**AIM**
List each line of the data that holds the string "tools".

[Data entries]
····················
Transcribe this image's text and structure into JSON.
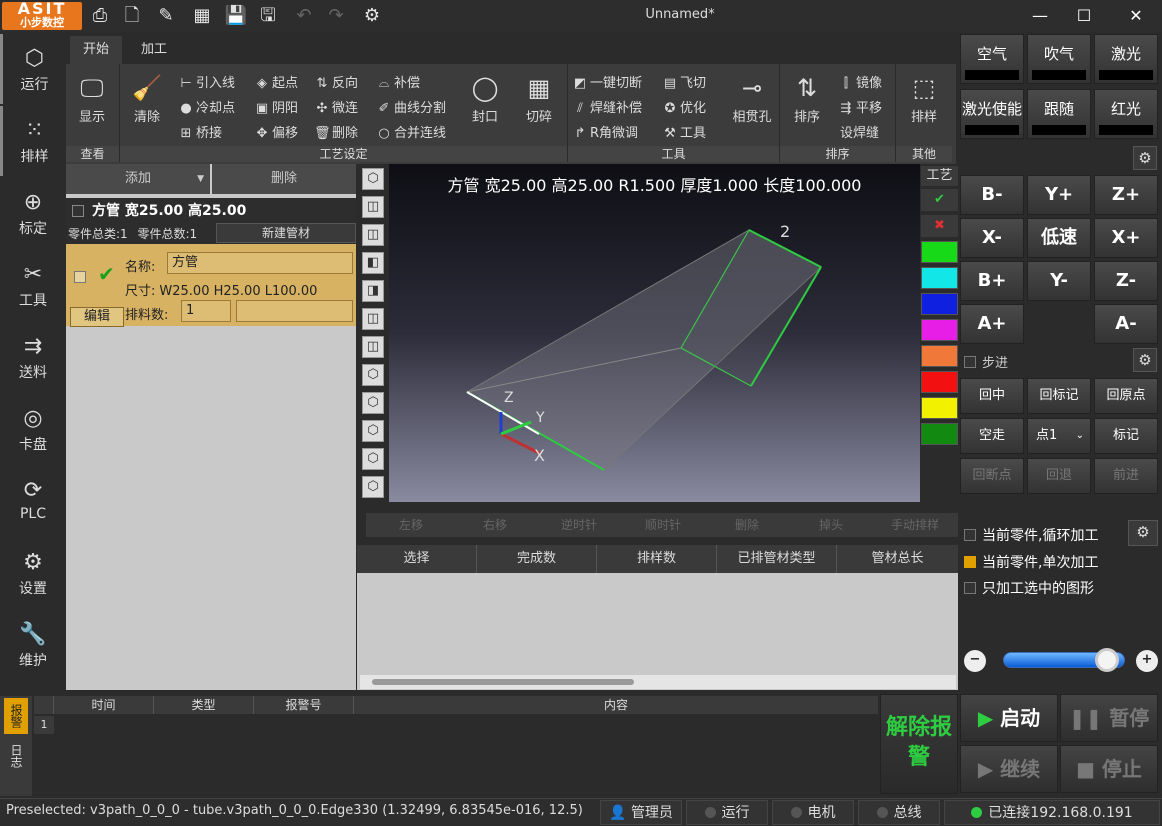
{
  "app": {
    "title": "Unnamed*",
    "logo_top": "ASIT",
    "logo_bottom": "小步数控"
  },
  "titlebar_icons": [
    "print-icon",
    "new-file-icon",
    "edit-file-icon",
    "nesting-icon",
    "save-icon",
    "save-as-icon",
    "undo-icon",
    "redo-icon",
    "gear-icon"
  ],
  "nav": [
    {
      "label": "运行",
      "icon": "cube-icon"
    },
    {
      "label": "排样",
      "icon": "grid-dots-icon"
    },
    {
      "label": "标定",
      "icon": "target-icon"
    },
    {
      "label": "工具",
      "icon": "tools-icon"
    },
    {
      "label": "送料",
      "icon": "feed-icon"
    },
    {
      "label": "卡盘",
      "icon": "chuck-icon"
    },
    {
      "label": "PLC",
      "icon": "plc-icon"
    },
    {
      "label": "设置",
      "icon": "settings-icon"
    },
    {
      "label": "维护",
      "icon": "wrench-icon"
    }
  ],
  "tabs": [
    "开始",
    "加工"
  ],
  "ribbon": {
    "view": {
      "label": "显示",
      "group": "查看"
    },
    "process": {
      "group": "工艺设定",
      "clear": "清除",
      "items": [
        "引入线",
        "起点",
        "反向",
        "补偿",
        "冷却点",
        "阴阳",
        "微连",
        "曲线分割",
        "桥接",
        "偏移",
        "删除",
        "合并连线"
      ],
      "seal": "封口",
      "shred": "切碎"
    },
    "tools": {
      "group": "工具",
      "items": [
        "一键切断",
        "飞切",
        "焊缝补偿",
        "优化",
        "R角微调",
        "工具"
      ],
      "cross": "相贯孔"
    },
    "sort": {
      "group": "排序",
      "sort": "排序",
      "items": [
        "镜像",
        "平移",
        "设焊缝"
      ]
    },
    "other": {
      "group": "其他",
      "nest": "排样"
    }
  },
  "left_panel": {
    "add": "添加",
    "delete": "删除",
    "tube_header": "方管 宽25.00 高25.00",
    "part_types": "零件总类:1",
    "part_total": "零件总数:1",
    "new_tube": "新建管材",
    "part": {
      "name_label": "名称:",
      "name": "方管",
      "size_label": "尺寸:",
      "size": "W25.00 H25.00 L100.00",
      "count_label": "排料数:",
      "count": "1",
      "edit": "编辑"
    }
  },
  "viewport": {
    "info": "方管 宽25.00 高25.00 R1.500 厚度1.000 长度100.000",
    "label_2": "2",
    "axis_x": "X",
    "axis_y": "Y",
    "axis_z": "Z"
  },
  "swatch_panel": {
    "label": "工艺",
    "colors": [
      "#18d918",
      "#12e6e6",
      "#1020e0",
      "#e61ee6",
      "#f07838",
      "#f21010",
      "#f2f200",
      "#128a12"
    ]
  },
  "op_toolbar": [
    "左移",
    "右移",
    "逆时针",
    "顺时针",
    "删除",
    "掉头",
    "手动排样"
  ],
  "table_headers": [
    "选择",
    "完成数",
    "排样数",
    "已排管材类型",
    "管材总长"
  ],
  "right_panel": {
    "top_buttons": [
      "空气",
      "吹气",
      "激光",
      "激光使能",
      "跟随",
      "红光"
    ],
    "jog": [
      "B-",
      "Y+",
      "Z+",
      "X-",
      "低速",
      "X+",
      "B+",
      "Y-",
      "Z-",
      "A+",
      "",
      "A-"
    ],
    "step": "步进",
    "set_buttons": [
      "回中",
      "回标记",
      "回原点",
      "空走",
      "点1",
      "标记",
      "回断点",
      "回退",
      "前进"
    ],
    "options": [
      "当前零件,循环加工",
      "当前零件,单次加工",
      "只加工选中的图形"
    ],
    "slider_value": 0.85
  },
  "alarm": {
    "tabs": [
      "报警",
      "日志"
    ],
    "headers": [
      "时间",
      "类型",
      "报警号",
      "内容"
    ],
    "row_no": "1"
  },
  "controls": {
    "release": "解除报警",
    "start": "启动",
    "pause": "暂停",
    "continue": "继续",
    "stop": "停止"
  },
  "status": {
    "preselected": "Preselected: v3path_0_0_0 - tube.v3path_0_0_0.Edge330 (1.32499, 6.83545e-016, 12.5)",
    "user": "管理员",
    "run": "运行",
    "motor": "电机",
    "bus": "总线",
    "connection": "已连接192.168.0.191"
  }
}
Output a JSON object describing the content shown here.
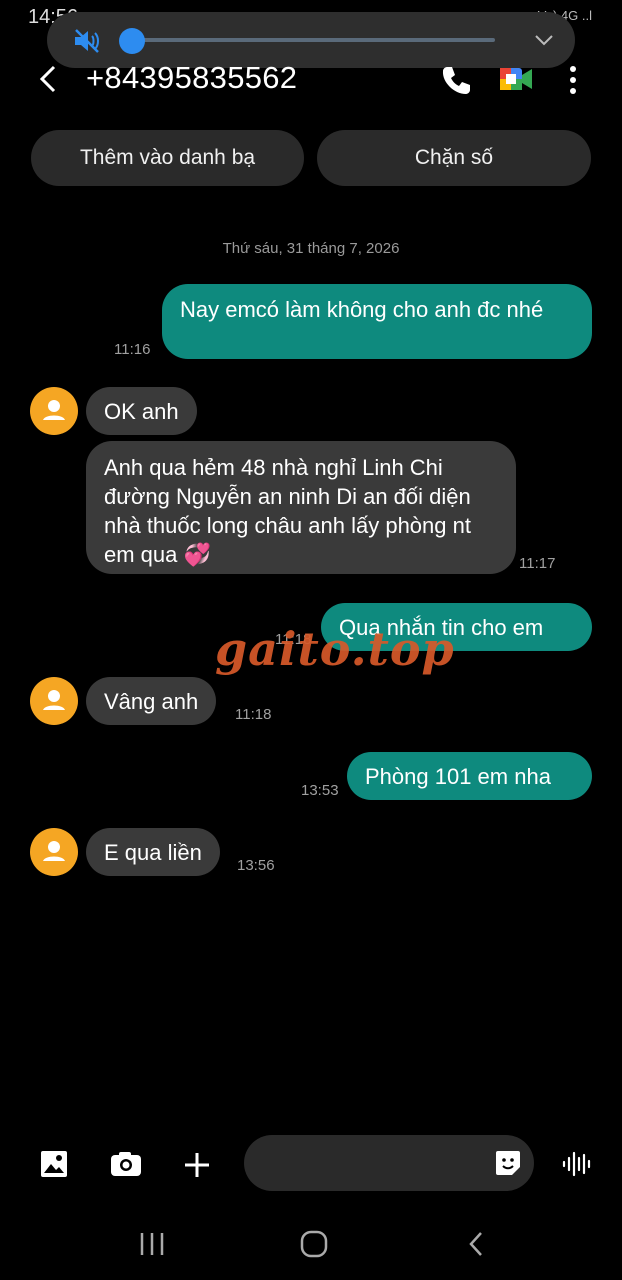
{
  "status": {
    "time": "14:56",
    "indicators": "Vo) 4G ..l"
  },
  "header": {
    "title": "+84395835562",
    "back_icon": "chevron-left-icon",
    "call_icon": "phone-icon",
    "video_icon": "video-call-icon",
    "more_icon": "more-vertical-icon"
  },
  "volume": {
    "icon": "mute-icon",
    "level": 0.0,
    "accent": "#2d8cf0"
  },
  "actions": {
    "add_contact": "Thêm vào danh bạ",
    "block": "Chặn số"
  },
  "date_header": "Thứ sáu, 31 tháng 7, 2026",
  "messages": [
    {
      "dir": "out",
      "text": "Nay emcó làm không cho anh đc nhé",
      "time": "11:16"
    },
    {
      "dir": "in",
      "text": "OK anh",
      "time": ""
    },
    {
      "dir": "in",
      "text": "Anh qua hẻm 48 nhà nghỉ Linh Chi đường Nguyễn an ninh Di an đối diện nhà thuốc long châu anh lấy phòng nt em qua 💞",
      "time": "11:17"
    },
    {
      "dir": "out",
      "text": "Qua  nhắn tin cho em",
      "time": "11:18"
    },
    {
      "dir": "in",
      "text": "Vâng anh",
      "time": "11:18"
    },
    {
      "dir": "out",
      "text": "Phòng 101 em nha",
      "time": "13:53"
    },
    {
      "dir": "in",
      "text": "E qua liền",
      "time": "13:56"
    }
  ],
  "watermark": "gaito.top",
  "colors": {
    "outgoing": "#0e8a7e",
    "incoming": "#3a3a3a",
    "avatar": "#f5a623"
  },
  "composer": {
    "gallery_icon": "image-icon",
    "camera_icon": "camera-icon",
    "add_icon": "plus-icon",
    "sticker_icon": "sticker-icon",
    "voice_icon": "voice-wave-icon"
  },
  "navbar": {
    "recents_icon": "recents-icon",
    "home_icon": "home-icon",
    "back_icon": "nav-back-icon"
  }
}
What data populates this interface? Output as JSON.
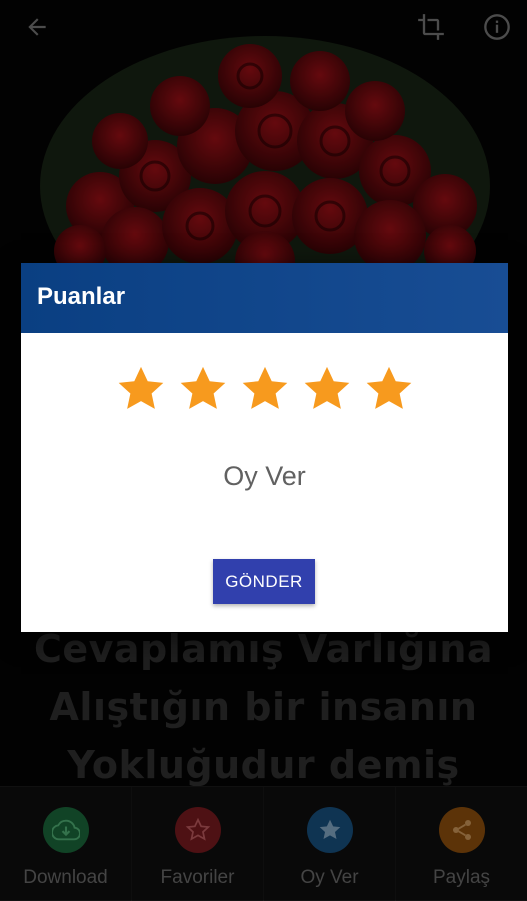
{
  "background": {
    "quote_lines": [
      "Cevaplamış  Varlığına",
      "Alıştığın bir insanın",
      "Yokluğudur demiş"
    ]
  },
  "topbar": {
    "back_icon": "arrow-left-icon",
    "crop_icon": "crop-icon",
    "info_icon": "info-icon"
  },
  "dialog": {
    "title": "Puanlar",
    "rating": {
      "value": 5,
      "max": 5
    },
    "vote_text": "Oy Ver",
    "submit_label": "GÖNDER",
    "header_color": "#0a3f82",
    "star_color": "#f79a1e",
    "button_color": "#3140ad"
  },
  "bottom_nav": {
    "items": [
      {
        "label": "Download",
        "icon": "cloud-download-icon",
        "color": "#1f7a45"
      },
      {
        "label": "Favoriler",
        "icon": "star-outline-icon",
        "color": "#8e1f25"
      },
      {
        "label": "Oy Ver",
        "icon": "star-icon",
        "color": "#1c5f96"
      },
      {
        "label": "Paylaş",
        "icon": "share-icon",
        "color": "#a85e10"
      }
    ]
  }
}
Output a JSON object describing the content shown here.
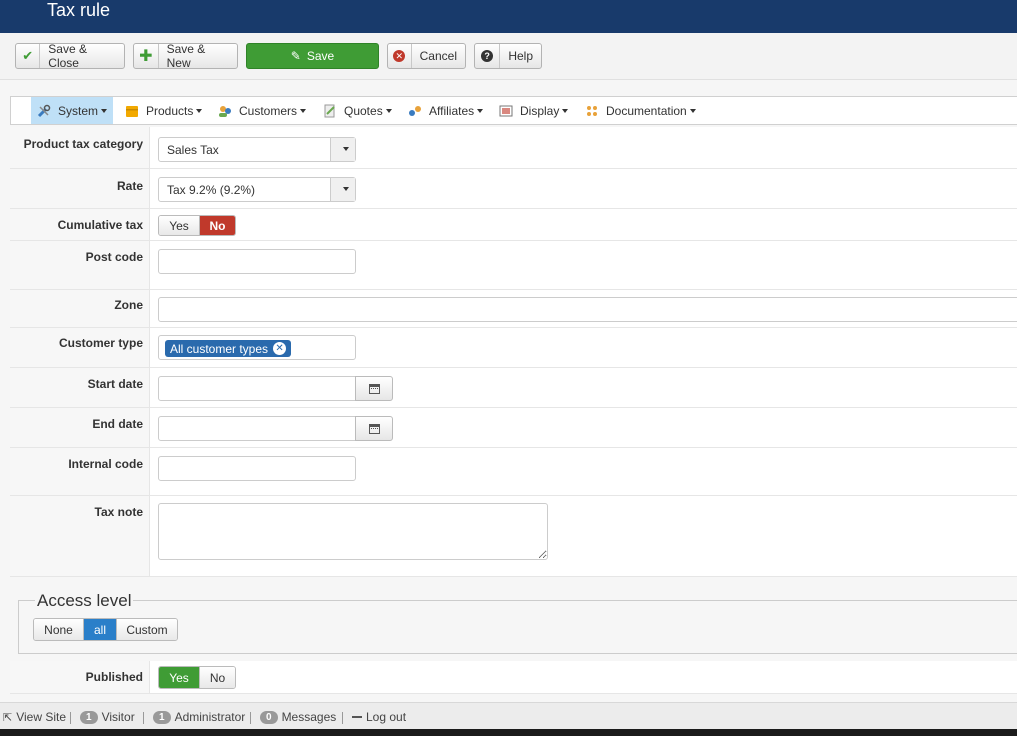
{
  "header": {
    "title": "Tax rule"
  },
  "toolbar": {
    "save_close": "Save & Close",
    "save_new": "Save & New",
    "save": "Save",
    "cancel": "Cancel",
    "help": "Help"
  },
  "menu": {
    "items": [
      {
        "label": "System",
        "icon": "system-tools-icon"
      },
      {
        "label": "Products",
        "icon": "products-box-icon"
      },
      {
        "label": "Customers",
        "icon": "customers-icon"
      },
      {
        "label": "Quotes",
        "icon": "quotes-icon"
      },
      {
        "label": "Affiliates",
        "icon": "affiliates-icon"
      },
      {
        "label": "Display",
        "icon": "display-icon"
      },
      {
        "label": "Documentation",
        "icon": "documentation-icon"
      }
    ]
  },
  "form": {
    "product_tax_category": {
      "label": "Product tax category",
      "value": "Sales Tax"
    },
    "rate": {
      "label": "Rate",
      "value": "Tax 9.2% (9.2%)"
    },
    "cumulative_tax": {
      "label": "Cumulative tax",
      "yes": "Yes",
      "no": "No",
      "selected": "No"
    },
    "post_code": {
      "label": "Post code",
      "value": ""
    },
    "zone": {
      "label": "Zone",
      "value": ""
    },
    "customer_type": {
      "label": "Customer type",
      "tag": "All customer types"
    },
    "start_date": {
      "label": "Start date",
      "value": ""
    },
    "end_date": {
      "label": "End date",
      "value": ""
    },
    "internal_code": {
      "label": "Internal code",
      "value": ""
    },
    "tax_note": {
      "label": "Tax note",
      "value": ""
    }
  },
  "access_level": {
    "legend": "Access level",
    "options": [
      "None",
      "all",
      "Custom"
    ],
    "selected": "all"
  },
  "published": {
    "label": "Published",
    "yes": "Yes",
    "no": "No",
    "selected": "Yes"
  },
  "statusbar": {
    "view_site": "View Site",
    "visitor_count": "1",
    "visitor": "Visitor",
    "admin_count": "1",
    "administrator": "Administrator",
    "messages_count": "0",
    "messages": "Messages",
    "logout": "Log out"
  },
  "colors": {
    "header_bg": "#183a6b",
    "save_green": "#3f9c35",
    "no_red": "#c0392b",
    "selected_blue": "#2a7fc9",
    "menu_active": "#bfe0f7"
  }
}
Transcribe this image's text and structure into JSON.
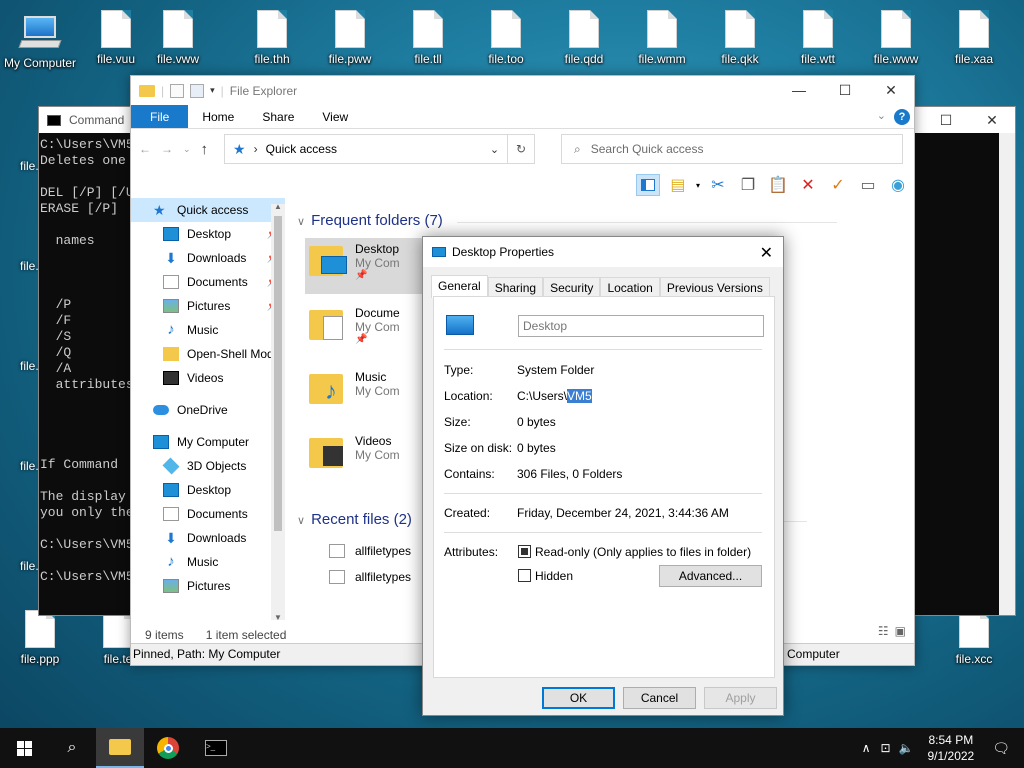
····················
**EXERCISE OUTPUT**
      "icon": "tools-icon"
    "tools": {
        "icon": "system-tools-icon"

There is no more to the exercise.